- **PROBLEM REQUIREMENTS**
Please rewrite only the items from the line containing "footnote-events: Total events: 933" through the line containing "total-other: 310: [469, 223, 499, 244]", substituting "Trial or subgroup" for "Study or subgroup" and leaving everything else unchanged.

───── SUPPLIED MATERIAL

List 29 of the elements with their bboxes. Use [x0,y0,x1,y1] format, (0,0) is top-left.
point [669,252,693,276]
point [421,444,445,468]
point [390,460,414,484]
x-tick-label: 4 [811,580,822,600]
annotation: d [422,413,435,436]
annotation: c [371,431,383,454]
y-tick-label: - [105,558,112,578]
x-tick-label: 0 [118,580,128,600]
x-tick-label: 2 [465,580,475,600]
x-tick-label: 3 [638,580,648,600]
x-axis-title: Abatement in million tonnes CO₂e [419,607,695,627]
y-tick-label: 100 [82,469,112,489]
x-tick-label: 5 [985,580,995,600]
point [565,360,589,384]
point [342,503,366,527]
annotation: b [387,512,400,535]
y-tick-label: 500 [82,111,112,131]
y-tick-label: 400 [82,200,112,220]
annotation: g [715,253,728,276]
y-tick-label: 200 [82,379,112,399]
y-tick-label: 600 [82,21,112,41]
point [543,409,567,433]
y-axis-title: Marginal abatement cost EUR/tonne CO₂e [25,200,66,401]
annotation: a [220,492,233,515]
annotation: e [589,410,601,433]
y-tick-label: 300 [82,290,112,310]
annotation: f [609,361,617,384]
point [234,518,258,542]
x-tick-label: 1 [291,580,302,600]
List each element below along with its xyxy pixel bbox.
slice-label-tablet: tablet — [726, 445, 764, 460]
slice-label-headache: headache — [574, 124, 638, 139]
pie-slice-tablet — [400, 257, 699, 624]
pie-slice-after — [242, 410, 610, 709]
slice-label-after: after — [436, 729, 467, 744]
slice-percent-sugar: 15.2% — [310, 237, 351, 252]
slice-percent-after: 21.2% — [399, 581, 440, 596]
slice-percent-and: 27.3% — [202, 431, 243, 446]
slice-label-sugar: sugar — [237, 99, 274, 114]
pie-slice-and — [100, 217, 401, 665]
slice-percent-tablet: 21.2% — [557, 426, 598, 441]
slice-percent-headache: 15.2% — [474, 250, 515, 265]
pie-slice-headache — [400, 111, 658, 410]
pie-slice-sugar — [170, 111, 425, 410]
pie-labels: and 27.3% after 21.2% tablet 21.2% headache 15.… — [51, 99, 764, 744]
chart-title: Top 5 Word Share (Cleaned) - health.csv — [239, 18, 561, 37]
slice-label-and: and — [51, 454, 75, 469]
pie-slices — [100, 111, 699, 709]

──────────
───── SUPPLIED MATERIAL

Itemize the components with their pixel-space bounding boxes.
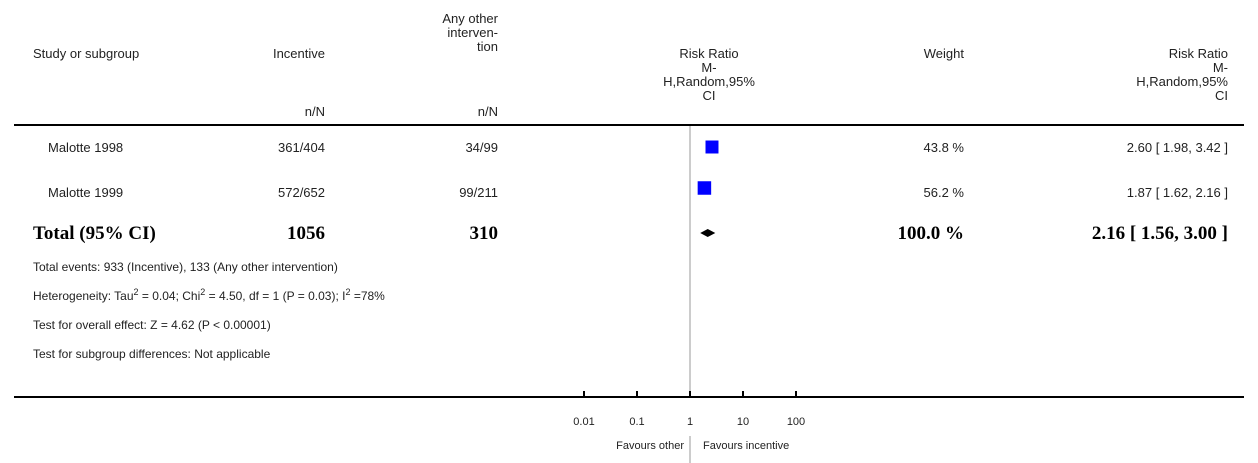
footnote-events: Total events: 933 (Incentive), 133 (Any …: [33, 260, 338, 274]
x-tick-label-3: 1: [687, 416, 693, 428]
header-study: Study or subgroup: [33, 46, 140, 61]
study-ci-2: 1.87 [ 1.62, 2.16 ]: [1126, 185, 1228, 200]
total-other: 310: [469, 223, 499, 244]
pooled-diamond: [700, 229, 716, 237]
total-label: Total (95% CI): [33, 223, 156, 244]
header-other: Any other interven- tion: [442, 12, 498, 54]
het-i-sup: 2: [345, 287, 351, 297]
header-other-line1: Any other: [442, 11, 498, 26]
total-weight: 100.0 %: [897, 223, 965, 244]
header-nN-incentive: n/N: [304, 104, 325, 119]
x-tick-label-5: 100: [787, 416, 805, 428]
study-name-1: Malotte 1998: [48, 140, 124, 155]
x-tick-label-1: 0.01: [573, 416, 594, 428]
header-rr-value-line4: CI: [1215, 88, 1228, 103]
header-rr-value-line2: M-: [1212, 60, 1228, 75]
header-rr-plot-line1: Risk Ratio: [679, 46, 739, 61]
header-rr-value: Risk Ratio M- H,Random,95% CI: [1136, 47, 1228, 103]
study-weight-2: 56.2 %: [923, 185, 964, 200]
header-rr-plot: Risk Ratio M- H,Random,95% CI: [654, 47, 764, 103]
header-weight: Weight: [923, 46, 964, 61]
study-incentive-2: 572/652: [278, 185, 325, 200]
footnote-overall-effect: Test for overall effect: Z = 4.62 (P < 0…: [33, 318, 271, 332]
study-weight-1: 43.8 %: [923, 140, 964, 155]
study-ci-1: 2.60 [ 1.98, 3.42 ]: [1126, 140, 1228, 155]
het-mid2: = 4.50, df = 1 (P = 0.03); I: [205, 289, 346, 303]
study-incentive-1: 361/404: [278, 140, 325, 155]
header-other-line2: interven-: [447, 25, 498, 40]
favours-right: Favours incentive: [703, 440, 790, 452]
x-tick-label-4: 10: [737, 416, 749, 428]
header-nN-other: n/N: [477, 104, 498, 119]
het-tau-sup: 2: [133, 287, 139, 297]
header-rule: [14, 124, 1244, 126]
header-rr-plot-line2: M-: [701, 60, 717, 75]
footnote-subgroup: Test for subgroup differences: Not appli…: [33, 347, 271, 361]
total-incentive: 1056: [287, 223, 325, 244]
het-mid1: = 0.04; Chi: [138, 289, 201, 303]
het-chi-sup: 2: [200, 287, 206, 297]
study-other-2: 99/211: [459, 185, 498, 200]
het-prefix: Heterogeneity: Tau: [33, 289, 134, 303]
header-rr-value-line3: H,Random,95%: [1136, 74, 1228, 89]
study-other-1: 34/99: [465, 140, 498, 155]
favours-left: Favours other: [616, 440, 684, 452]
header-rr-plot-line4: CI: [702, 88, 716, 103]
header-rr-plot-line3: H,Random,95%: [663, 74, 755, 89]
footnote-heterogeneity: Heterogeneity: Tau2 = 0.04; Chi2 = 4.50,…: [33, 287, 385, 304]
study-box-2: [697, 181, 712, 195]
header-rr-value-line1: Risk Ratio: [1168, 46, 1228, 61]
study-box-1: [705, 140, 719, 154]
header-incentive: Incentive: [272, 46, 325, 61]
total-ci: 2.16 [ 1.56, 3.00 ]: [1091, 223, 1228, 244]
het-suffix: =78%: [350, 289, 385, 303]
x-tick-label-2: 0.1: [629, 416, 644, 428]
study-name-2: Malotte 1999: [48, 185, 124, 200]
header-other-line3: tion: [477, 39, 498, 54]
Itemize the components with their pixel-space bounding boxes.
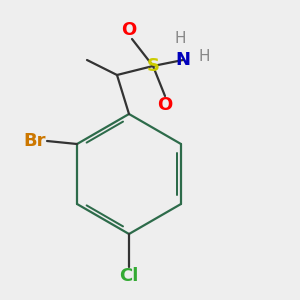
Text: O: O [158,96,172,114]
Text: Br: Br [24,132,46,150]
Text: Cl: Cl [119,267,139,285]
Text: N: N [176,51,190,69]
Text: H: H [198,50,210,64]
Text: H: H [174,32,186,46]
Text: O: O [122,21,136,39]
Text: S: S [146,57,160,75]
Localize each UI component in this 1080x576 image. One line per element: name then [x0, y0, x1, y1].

──────────
───── SUPPLIED MATERIAL

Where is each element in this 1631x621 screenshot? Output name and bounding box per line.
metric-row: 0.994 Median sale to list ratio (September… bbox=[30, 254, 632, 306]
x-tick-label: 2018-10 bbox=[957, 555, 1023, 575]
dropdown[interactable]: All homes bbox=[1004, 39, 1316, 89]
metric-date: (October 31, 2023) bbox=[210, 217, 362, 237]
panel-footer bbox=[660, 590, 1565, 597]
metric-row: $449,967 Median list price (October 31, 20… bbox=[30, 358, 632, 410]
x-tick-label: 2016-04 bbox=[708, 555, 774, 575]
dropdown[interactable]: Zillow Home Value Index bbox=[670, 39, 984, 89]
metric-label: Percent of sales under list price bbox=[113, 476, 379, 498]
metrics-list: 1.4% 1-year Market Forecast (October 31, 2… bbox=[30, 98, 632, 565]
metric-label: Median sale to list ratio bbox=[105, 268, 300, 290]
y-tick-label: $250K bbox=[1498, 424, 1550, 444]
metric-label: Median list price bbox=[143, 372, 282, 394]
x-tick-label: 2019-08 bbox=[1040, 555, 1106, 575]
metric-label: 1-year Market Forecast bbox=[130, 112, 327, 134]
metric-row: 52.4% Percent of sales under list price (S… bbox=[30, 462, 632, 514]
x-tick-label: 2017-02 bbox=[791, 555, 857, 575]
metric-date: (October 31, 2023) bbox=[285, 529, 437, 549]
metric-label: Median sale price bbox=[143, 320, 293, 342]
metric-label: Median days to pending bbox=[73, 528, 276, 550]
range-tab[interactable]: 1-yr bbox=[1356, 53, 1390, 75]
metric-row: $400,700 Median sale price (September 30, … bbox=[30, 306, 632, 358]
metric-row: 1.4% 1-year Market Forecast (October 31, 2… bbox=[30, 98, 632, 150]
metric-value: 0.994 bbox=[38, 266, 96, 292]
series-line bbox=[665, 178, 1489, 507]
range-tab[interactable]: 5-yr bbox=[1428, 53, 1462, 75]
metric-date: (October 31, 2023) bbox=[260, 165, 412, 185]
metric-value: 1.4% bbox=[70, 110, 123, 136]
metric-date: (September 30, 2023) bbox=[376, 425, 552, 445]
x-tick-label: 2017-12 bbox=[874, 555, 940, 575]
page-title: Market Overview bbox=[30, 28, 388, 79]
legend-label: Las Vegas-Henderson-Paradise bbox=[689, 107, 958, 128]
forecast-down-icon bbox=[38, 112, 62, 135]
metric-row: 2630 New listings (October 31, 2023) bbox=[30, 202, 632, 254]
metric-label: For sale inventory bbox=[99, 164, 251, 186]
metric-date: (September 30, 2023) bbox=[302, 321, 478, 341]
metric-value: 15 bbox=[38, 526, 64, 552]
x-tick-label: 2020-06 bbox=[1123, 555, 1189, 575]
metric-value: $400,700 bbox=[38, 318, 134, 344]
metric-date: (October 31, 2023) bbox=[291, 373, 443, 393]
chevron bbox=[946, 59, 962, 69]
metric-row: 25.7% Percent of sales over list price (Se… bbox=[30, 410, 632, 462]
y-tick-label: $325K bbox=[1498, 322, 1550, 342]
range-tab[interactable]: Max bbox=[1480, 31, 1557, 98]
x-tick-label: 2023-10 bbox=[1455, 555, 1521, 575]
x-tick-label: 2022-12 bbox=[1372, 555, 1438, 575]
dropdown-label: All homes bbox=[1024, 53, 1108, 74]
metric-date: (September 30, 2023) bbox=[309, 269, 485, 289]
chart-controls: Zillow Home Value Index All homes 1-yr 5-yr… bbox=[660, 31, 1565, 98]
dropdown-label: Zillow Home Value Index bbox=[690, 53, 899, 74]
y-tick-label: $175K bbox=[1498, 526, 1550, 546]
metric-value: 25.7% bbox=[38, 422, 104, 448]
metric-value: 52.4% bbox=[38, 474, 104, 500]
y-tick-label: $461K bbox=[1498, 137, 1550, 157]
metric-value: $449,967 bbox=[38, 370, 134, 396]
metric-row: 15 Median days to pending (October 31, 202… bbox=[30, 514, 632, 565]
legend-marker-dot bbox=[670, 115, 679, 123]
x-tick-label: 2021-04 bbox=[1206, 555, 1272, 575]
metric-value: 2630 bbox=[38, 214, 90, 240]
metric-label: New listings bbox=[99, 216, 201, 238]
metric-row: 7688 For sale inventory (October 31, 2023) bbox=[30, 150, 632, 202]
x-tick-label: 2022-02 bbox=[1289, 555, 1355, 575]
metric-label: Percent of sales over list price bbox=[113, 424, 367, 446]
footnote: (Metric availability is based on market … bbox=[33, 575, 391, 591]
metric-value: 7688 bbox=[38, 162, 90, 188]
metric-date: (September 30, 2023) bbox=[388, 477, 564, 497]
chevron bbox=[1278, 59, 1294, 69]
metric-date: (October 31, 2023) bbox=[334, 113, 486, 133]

──────────

- **RESULT OF THE EXERCISE**
footnote-events: Total events: 933 (Incentive), 133 (Any …: [33, 260, 338, 274]
x-tick-label-3: 1: [687, 416, 693, 428]
header-study: Trial or subgroup: [33, 46, 140, 61]
study-ci-2: 1.87 [ 1.62, 2.16 ]: [1126, 185, 1228, 200]
total-other: 310: [469, 223, 499, 244]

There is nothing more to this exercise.